- _Exercise requirements_: Copy out all lines where "parte" appears.

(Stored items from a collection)
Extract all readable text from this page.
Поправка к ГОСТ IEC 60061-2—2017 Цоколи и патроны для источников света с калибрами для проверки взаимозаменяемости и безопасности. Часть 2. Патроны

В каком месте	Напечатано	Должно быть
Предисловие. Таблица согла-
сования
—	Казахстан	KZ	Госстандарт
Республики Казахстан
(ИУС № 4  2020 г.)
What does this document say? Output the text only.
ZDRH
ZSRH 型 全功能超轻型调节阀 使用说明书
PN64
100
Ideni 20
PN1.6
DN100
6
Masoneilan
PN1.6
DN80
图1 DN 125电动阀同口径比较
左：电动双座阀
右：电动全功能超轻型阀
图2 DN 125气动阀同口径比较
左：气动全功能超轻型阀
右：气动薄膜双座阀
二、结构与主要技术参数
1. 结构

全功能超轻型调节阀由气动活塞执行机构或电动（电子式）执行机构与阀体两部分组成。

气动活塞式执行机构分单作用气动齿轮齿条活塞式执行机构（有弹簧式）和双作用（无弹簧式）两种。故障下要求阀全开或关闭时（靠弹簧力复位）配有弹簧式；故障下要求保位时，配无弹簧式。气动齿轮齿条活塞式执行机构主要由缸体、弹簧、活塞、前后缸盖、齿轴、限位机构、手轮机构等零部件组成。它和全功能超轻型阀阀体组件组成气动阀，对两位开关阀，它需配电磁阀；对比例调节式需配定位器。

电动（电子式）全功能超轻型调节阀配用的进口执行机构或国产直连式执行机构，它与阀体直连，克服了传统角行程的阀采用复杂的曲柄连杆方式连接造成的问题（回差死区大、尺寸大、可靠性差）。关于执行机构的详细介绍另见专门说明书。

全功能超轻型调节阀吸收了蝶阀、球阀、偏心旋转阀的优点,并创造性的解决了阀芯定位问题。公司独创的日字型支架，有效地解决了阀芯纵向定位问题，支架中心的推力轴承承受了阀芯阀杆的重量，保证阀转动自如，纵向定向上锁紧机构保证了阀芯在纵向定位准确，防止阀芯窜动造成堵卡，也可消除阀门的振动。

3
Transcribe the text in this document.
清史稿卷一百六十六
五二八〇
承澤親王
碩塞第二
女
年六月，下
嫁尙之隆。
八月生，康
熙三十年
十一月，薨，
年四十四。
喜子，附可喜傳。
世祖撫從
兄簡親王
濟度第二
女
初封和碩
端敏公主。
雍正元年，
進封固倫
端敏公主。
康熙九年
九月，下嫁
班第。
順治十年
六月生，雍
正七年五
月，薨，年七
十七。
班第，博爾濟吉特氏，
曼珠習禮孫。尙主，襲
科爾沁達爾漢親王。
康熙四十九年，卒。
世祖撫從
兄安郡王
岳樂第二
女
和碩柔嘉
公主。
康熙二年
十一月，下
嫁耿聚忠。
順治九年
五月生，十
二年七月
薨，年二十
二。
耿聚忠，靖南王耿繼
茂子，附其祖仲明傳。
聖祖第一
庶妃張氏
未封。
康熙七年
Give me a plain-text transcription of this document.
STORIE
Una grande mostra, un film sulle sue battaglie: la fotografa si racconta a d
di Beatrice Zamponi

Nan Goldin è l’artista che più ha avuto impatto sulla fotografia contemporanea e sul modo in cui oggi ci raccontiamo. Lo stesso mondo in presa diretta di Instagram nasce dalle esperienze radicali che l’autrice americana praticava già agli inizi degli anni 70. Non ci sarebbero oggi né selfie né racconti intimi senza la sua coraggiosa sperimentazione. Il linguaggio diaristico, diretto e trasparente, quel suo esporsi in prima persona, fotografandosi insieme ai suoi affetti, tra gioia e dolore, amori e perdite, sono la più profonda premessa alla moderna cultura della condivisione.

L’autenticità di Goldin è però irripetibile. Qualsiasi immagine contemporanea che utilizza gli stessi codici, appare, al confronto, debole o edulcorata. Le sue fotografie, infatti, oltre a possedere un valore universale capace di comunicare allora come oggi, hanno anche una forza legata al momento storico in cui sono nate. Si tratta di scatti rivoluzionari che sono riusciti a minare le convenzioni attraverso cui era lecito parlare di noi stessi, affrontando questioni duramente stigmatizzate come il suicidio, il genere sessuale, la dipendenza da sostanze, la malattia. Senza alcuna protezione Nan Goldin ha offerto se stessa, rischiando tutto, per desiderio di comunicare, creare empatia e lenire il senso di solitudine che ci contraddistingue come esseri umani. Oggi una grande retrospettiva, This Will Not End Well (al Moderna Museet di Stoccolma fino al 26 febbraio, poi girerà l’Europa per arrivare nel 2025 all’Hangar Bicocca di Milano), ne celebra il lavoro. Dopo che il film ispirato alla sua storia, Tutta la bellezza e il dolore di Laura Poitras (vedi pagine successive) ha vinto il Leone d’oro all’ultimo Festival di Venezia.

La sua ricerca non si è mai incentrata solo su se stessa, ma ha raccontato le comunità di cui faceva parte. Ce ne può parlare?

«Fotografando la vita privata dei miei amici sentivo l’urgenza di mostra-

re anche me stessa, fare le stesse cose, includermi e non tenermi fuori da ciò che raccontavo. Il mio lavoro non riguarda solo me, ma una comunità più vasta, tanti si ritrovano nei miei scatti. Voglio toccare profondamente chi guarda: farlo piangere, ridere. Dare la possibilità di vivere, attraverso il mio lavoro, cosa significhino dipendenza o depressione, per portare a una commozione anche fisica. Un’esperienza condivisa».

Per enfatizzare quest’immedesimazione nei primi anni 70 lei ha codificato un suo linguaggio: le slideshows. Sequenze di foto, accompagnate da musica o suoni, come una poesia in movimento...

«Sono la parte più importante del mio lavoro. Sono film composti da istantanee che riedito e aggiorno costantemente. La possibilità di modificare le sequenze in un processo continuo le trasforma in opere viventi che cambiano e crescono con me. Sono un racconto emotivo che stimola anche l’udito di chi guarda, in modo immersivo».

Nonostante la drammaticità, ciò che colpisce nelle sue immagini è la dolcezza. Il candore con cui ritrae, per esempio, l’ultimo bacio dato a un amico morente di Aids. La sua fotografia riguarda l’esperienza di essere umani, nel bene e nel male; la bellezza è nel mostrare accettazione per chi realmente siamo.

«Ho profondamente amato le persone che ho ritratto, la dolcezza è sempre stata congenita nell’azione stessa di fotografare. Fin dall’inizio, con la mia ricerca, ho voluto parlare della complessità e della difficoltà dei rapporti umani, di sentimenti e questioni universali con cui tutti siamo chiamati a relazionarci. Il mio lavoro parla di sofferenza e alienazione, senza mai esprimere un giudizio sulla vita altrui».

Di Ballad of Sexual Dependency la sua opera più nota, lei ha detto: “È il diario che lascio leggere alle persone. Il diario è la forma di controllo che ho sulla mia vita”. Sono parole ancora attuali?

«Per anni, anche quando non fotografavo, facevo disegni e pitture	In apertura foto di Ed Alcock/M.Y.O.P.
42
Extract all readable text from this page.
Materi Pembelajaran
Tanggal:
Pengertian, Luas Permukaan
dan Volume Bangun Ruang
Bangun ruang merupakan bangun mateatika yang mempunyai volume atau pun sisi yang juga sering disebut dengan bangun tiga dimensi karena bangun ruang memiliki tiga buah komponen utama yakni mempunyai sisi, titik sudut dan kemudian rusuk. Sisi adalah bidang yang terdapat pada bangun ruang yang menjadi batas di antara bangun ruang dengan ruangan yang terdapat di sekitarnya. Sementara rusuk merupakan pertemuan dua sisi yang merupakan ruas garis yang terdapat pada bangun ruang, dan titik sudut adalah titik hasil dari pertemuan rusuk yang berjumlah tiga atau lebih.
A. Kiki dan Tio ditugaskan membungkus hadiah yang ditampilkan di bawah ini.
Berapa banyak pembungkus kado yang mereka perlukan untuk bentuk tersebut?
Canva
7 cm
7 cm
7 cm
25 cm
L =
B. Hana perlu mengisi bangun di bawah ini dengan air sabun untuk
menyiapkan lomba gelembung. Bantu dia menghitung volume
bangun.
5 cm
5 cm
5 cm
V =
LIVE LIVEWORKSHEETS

- _Written reply_:
La sua ricerca non si è mai incentrata solo su se stessa, ma ha raccontato le comunità di cui faceva parte. Ce ne può parlare?
«Sono la parte più importante del mio lavoro. Sono film composti da istantanee che riedito e aggiorno costantemente. La possibilità di modificare le sequenze in un processo continuo le trasforma in opere viventi che cambiano e crescono con me. Sono un racconto emotivo che stimola anche l’udito di chi guarda, in modo immersivo».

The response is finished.